OBJECTIVE: Report only the number of lines in the records that contain the word "ylabel".

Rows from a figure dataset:
:::::

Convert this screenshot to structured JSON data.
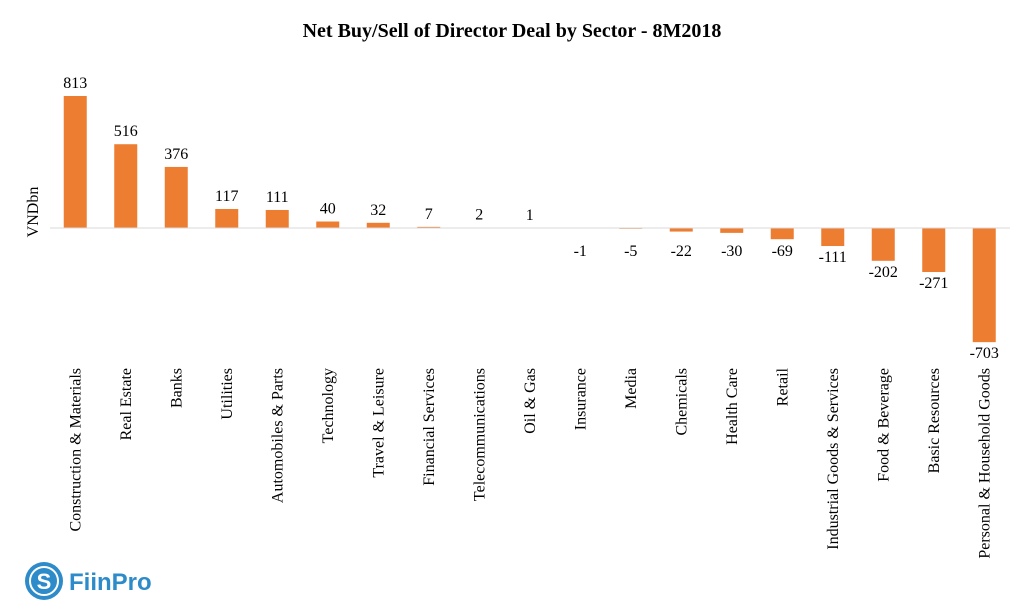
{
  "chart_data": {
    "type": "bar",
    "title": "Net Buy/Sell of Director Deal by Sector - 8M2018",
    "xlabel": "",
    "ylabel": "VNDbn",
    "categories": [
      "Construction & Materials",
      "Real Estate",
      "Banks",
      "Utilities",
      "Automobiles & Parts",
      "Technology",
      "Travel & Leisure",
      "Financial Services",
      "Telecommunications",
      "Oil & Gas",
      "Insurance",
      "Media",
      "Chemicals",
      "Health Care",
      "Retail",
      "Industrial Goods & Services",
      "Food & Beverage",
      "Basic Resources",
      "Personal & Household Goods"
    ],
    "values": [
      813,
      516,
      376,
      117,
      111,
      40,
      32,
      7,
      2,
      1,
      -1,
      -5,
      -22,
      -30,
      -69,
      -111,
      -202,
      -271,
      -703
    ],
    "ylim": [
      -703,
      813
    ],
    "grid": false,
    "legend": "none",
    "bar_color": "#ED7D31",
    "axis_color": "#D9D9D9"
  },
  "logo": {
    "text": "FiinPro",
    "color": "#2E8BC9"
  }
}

:::::

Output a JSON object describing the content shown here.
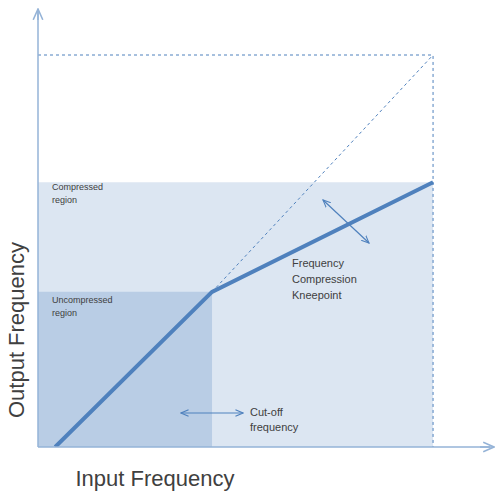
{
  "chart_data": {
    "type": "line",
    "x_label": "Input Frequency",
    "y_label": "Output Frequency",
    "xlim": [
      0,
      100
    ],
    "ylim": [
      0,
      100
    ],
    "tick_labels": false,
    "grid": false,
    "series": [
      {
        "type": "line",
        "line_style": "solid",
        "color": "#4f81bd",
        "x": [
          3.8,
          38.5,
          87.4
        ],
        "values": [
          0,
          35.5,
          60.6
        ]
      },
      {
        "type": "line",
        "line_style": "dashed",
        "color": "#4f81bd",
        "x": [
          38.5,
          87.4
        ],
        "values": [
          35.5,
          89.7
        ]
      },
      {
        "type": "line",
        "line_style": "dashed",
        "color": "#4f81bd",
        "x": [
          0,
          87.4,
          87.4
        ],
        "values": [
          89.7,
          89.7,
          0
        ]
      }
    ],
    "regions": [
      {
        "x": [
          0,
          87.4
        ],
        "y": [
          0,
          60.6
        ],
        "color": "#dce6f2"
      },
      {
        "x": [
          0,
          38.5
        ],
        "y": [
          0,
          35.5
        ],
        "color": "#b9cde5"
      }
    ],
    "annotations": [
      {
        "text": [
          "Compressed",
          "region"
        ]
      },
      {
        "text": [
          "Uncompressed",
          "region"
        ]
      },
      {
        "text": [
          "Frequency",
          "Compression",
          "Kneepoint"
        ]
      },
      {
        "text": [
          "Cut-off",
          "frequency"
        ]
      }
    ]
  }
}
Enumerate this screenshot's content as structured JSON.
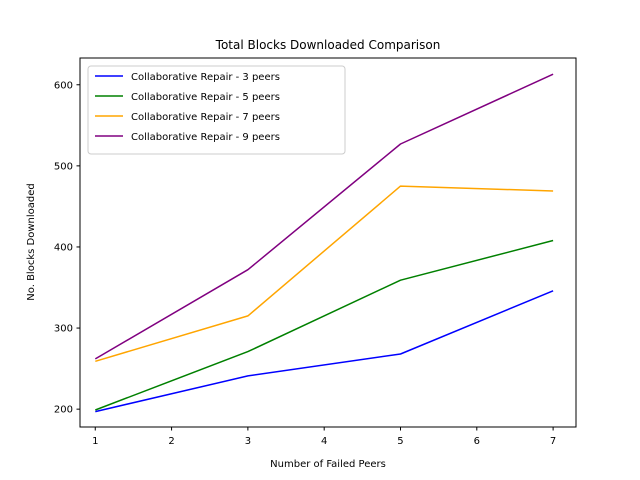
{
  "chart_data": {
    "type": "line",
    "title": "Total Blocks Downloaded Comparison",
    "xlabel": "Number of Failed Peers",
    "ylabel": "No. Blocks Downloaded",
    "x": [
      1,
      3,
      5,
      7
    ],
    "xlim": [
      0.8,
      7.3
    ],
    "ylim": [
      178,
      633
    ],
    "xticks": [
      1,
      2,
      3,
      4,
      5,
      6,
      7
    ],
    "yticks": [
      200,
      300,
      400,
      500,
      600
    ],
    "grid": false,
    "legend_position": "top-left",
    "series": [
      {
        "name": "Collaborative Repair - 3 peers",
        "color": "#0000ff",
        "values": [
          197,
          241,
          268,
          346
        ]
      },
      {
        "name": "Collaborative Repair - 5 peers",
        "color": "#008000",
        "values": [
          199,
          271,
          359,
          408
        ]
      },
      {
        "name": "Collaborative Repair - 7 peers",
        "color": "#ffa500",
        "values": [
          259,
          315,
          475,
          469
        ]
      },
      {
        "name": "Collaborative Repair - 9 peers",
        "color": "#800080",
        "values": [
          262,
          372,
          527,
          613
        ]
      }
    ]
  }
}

:::::

EXERCISE OUTPUT: 2